====== Exercise data

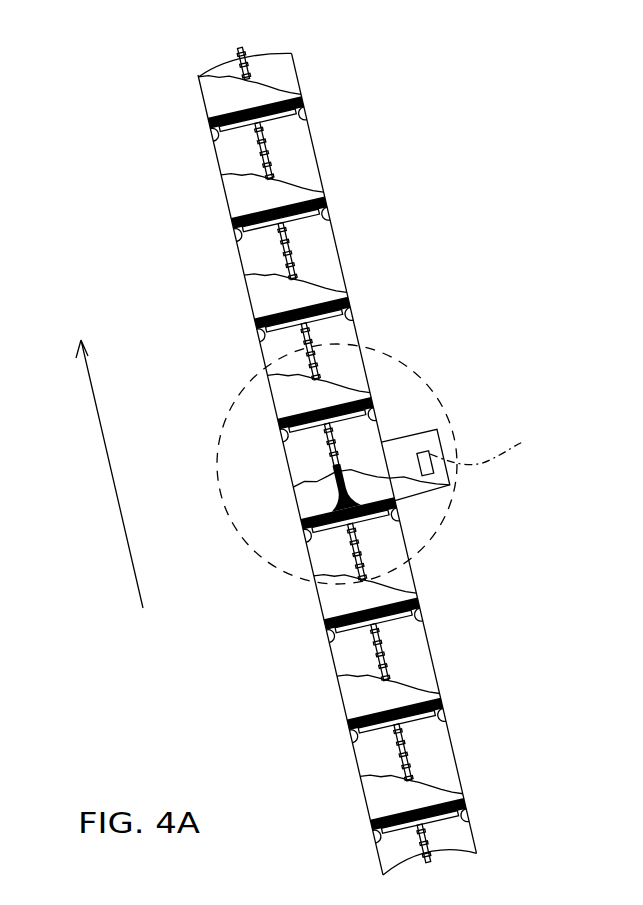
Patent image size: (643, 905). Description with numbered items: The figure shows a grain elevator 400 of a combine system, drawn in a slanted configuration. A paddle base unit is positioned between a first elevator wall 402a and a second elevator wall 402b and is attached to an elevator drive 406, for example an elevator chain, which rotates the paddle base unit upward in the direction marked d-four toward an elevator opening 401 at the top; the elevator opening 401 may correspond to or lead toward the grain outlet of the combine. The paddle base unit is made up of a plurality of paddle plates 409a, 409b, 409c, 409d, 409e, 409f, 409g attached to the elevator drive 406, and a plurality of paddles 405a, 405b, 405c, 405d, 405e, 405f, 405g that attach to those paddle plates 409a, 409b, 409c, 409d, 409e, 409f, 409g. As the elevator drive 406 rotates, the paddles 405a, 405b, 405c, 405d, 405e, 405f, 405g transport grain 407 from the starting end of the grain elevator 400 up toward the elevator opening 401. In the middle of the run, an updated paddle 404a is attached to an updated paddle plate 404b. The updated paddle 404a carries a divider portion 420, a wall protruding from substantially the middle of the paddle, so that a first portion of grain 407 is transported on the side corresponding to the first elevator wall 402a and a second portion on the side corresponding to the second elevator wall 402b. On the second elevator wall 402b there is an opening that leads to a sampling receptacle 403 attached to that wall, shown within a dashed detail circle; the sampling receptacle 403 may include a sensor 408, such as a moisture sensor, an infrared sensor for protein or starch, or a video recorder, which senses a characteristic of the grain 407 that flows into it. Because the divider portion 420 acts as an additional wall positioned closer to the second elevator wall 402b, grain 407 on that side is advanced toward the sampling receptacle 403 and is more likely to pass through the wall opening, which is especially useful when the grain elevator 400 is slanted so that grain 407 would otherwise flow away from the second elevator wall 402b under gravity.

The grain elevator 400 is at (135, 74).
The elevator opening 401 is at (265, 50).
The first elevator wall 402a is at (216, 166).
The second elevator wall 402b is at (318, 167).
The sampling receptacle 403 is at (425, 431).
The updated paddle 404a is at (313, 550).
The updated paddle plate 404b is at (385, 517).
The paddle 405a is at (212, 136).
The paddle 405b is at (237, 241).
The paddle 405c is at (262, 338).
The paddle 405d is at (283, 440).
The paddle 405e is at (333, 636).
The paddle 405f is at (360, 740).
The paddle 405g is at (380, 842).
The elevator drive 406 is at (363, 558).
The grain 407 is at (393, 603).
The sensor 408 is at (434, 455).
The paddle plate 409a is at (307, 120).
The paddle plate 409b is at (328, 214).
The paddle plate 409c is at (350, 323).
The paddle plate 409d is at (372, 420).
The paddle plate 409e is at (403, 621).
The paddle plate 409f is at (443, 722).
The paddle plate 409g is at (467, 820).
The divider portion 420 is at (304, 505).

============

None of the pictures should be reproduced; all other material above must be set down exactly.

Answer below:
Patent image size: (643, 905). Description with numbered items: The figure shows a grain elevator 400 of a combine system, drawn in a slanted configuration. A paddle base unit is positioned between a first elevator wall 402a and a second elevator wall 402b and is attached to an elevator drive 406, for example an elevator chain, which rotates the paddle base unit upward in the direction marked d-four toward an elevator opening 401 at the top; the elevator opening 401 may correspond to or lead toward the grain outlet of the combine. The paddle base unit is made up of a plurality of paddle plates 409a, 409b, 409c, 409d, 409e, 409f, 409g attached to the elevator drive 406, and a plurality of paddles 405a, 405b, 405c, 405d, 405e, 405f, 405g that attach to those paddle plates 409a, 409b, 409c, 409d, 409e, 409f, 409g. As the elevator drive 406 rotates, the paddles 405a, 405b, 405c, 405d, 405e, 405f, 405g transport grain 407 from the starting end of the grain elevator 400 up toward the elevator opening 401. In the middle of the run, an updated paddle 404a is attached to an updated paddle plate 404b. The updated paddle 404a carries a divider portion 420, a wall protruding from substantially the middle of the paddle, so that a first portion of grain 407 is transported on the side corresponding to the first elevator wall 402a and a second portion on the side corresponding to the second elevator wall 402b. On the second elevator wall 402b there is an opening that leads to a sampling receptacle 403 attached to that wall, shown within a dashed detail circle; the sampling receptacle 403 may include a sensor 408, such as a moisture sensor, an infrared sensor for protein or starch, or a video recorder, which senses a characteristic of the grain 407 that flows into it. Because the divider portion 420 acts as an additional wall positioned closer to the second elevator wall 402b, grain 407 on that side is advanced toward the sampling receptacle 403 and is more likely to pass through the wall opening, which is especially useful when the grain elevator 400 is slanted so that grain 407 would otherwise flow away from the second elevator wall 402b under gravity.

The grain elevator 400 is at (135, 74).
The elevator opening 401 is at (265, 50).
The first elevator wall 402a is at (216, 166).
The second elevator wall 402b is at (318, 167).
The sampling receptacle 403 is at (425, 431).
The updated paddle 404a is at (313, 550).
The updated paddle plate 404b is at (385, 517).
The paddle 405a is at (212, 136).
The paddle 405b is at (237, 241).
The paddle 405c is at (262, 338).
The paddle 405d is at (283, 440).
The paddle 405e is at (333, 636).
The paddle 405f is at (360, 740).
The paddle 405g is at (380, 842).
The elevator drive 406 is at (363, 558).
The grain 407 is at (393, 603).
The sensor 408 is at (434, 455).
The paddle plate 409a is at (307, 120).
The paddle plate 409b is at (328, 214).
The paddle plate 409c is at (350, 323).
The paddle plate 409d is at (372, 420).
The paddle plate 409e is at (403, 621).
The paddle plate 409f is at (443, 722).
The paddle plate 409g is at (467, 820).
The divider portion 420 is at (304, 505).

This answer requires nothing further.